## INSTRUCTION
Examine each line of the data. Copy those that contain the string "this".

## MATERIAL PROVIDED

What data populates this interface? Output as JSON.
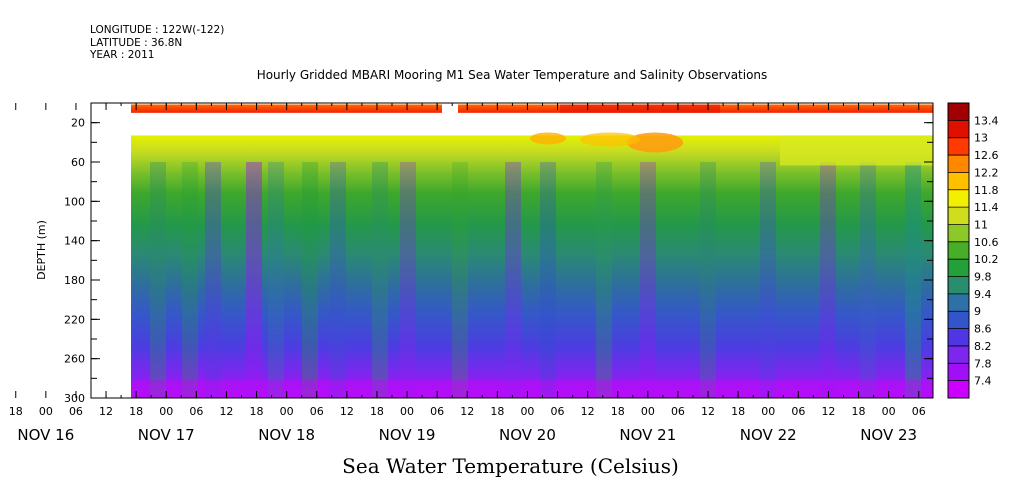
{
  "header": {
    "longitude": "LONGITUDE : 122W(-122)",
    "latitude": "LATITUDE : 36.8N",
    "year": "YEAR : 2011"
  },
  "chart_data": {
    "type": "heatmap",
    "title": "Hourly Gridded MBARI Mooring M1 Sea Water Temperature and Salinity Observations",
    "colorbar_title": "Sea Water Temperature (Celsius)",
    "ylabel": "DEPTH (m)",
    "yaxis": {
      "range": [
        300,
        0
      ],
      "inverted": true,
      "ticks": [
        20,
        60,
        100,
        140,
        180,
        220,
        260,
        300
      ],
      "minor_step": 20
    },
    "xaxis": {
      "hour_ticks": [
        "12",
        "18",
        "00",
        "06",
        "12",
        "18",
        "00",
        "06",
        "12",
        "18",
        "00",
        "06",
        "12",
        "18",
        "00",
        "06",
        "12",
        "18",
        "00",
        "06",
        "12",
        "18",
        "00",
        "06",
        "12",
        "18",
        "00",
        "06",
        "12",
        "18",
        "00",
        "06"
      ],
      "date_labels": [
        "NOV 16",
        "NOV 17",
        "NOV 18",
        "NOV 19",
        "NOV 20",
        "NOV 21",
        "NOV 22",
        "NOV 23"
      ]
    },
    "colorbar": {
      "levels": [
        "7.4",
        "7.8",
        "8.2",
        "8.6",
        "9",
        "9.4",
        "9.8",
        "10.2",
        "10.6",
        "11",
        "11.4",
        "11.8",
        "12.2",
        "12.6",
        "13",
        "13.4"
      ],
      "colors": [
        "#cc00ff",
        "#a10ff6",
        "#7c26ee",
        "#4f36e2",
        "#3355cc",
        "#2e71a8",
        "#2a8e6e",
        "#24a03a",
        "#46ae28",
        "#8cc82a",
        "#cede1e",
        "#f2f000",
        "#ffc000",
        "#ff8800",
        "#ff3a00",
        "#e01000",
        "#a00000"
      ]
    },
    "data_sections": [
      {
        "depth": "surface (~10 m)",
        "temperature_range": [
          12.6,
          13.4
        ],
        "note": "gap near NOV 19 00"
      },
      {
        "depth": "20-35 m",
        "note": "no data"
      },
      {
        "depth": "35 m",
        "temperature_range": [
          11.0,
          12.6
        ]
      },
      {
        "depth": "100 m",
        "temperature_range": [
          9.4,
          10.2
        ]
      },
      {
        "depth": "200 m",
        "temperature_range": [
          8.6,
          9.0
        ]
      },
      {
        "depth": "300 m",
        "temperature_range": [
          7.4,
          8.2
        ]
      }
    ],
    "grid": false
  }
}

* * *

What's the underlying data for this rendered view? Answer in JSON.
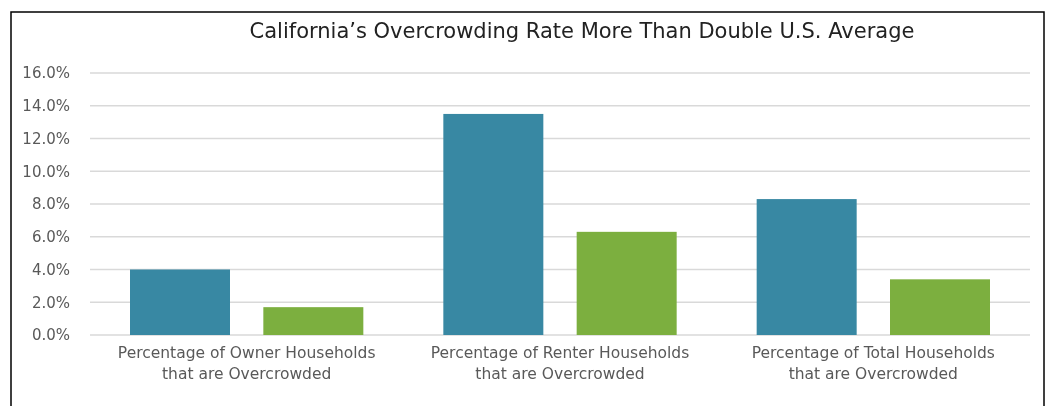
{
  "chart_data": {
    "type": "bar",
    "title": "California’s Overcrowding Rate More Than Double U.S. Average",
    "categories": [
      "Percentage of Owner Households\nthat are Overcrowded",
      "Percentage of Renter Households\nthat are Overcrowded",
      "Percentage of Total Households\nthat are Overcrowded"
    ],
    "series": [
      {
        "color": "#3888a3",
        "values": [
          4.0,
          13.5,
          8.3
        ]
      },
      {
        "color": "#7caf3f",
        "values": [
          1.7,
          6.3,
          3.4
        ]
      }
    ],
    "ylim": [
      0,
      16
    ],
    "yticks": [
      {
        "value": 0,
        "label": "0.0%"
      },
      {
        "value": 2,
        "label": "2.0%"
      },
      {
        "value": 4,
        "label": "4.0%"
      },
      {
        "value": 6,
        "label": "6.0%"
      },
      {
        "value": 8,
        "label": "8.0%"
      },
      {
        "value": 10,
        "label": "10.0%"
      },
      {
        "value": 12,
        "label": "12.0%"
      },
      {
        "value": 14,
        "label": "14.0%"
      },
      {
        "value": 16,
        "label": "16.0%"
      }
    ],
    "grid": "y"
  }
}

## WRITTEN SOLUTION
What data populates this interface? Output as JSON.
What's the underlying data for this rendered view? Answer in JSON.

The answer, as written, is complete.